Prompt: Return every one of the entries below verbatim, line by line, without altering anything.
:: Dataset extract
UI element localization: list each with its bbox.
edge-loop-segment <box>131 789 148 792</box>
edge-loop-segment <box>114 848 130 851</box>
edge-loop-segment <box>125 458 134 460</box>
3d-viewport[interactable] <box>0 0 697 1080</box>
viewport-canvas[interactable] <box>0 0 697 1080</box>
::::
Result for this task:
UI element localization: list each with its bbox.
edge-loop-segment <box>131 789 148 792</box>
edge-loop-segment <box>114 848 130 851</box>
edge-loop-segment <box>125 458 134 460</box>
3d-viewport[interactable] <box>0 0 697 1080</box>
viewport-canvas[interactable] <box>0 0 697 1080</box>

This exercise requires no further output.